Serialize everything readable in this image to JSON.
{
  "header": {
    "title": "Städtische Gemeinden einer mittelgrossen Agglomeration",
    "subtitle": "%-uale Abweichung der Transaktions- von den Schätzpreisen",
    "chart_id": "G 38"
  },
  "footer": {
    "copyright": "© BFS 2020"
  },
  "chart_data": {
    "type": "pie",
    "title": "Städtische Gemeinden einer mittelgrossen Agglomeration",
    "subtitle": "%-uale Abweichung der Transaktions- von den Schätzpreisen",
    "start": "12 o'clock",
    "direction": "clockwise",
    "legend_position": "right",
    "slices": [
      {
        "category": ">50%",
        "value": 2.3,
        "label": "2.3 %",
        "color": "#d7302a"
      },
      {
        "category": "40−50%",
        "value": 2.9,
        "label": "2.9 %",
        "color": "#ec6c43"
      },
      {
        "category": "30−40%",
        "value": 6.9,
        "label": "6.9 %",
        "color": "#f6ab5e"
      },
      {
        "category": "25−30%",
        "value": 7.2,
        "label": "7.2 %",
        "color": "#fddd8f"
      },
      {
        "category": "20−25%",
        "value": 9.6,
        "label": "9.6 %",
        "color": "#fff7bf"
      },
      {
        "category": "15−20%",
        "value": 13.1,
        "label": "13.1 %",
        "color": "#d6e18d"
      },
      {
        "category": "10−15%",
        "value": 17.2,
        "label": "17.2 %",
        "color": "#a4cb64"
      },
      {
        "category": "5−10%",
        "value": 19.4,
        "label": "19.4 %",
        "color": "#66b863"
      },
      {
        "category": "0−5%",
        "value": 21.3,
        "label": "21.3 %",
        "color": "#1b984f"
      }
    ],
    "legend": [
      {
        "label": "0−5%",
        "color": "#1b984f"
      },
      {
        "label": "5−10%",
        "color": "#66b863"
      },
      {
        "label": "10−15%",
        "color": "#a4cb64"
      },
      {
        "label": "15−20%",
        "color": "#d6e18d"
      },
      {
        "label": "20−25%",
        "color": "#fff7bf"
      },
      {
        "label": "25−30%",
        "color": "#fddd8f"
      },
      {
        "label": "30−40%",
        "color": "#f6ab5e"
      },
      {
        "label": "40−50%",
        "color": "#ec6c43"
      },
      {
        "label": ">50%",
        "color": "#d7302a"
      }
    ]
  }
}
----
■ Written instruction: Write out the material exactly as given.

■ Response:
Serialize everything readable in this image to JSON.
{
  "header": {
    "title": "Städtische Gemeinden einer mittelgrossen Agglomeration",
    "subtitle": "%-uale Abweichung der Transaktions- von den Schätzpreisen",
    "chart_id": "G 38"
  },
  "footer": {
    "copyright": "© BFS 2020"
  },
  "chart_data": {
    "type": "pie",
    "title": "Städtische Gemeinden einer mittelgrossen Agglomeration",
    "subtitle": "%-uale Abweichung der Transaktions- von den Schätzpreisen",
    "start": "12 o'clock",
    "direction": "clockwise",
    "legend_position": "right",
    "slices": [
      {
        "category": ">50%",
        "value": 2.3,
        "label": "2.3 %",
        "color": "#d7302a"
      },
      {
        "category": "40−50%",
        "value": 2.9,
        "label": "2.9 %",
        "color": "#ec6c43"
      },
      {
        "category": "30−40%",
        "value": 6.9,
        "label": "6.9 %",
        "color": "#f6ab5e"
      },
      {
        "category": "25−30%",
        "value": 7.2,
        "label": "7.2 %",
        "color": "#fddd8f"
      },
      {
        "category": "20−25%",
        "value": 9.6,
        "label": "9.6 %",
        "color": "#fff7bf"
      },
      {
        "category": "15−20%",
        "value": 13.1,
        "label": "13.1 %",
        "color": "#d6e18d"
      },
      {
        "category": "10−15%",
        "value": 17.2,
        "label": "17.2 %",
        "color": "#a4cb64"
      },
      {
        "category": "5−10%",
        "value": 19.4,
        "label": "19.4 %",
        "color": "#66b863"
      },
      {
        "category": "0−5%",
        "value": 21.3,
        "label": "21.3 %",
        "color": "#1b984f"
      }
    ],
    "legend": [
      {
        "label": "0−5%",
        "color": "#1b984f"
      },
      {
        "label": "5−10%",
        "color": "#66b863"
      },
      {
        "label": "10−15%",
        "color": "#a4cb64"
      },
      {
        "label": "15−20%",
        "color": "#d6e18d"
      },
      {
        "label": "20−25%",
        "color": "#fff7bf"
      },
      {
        "label": "25−30%",
        "color": "#fddd8f"
      },
      {
        "label": "30−40%",
        "color": "#f6ab5e"
      },
      {
        "label": "40−50%",
        "color": "#ec6c43"
      },
      {
        "label": ">50%",
        "color": "#d7302a"
      }
    ]
  }
}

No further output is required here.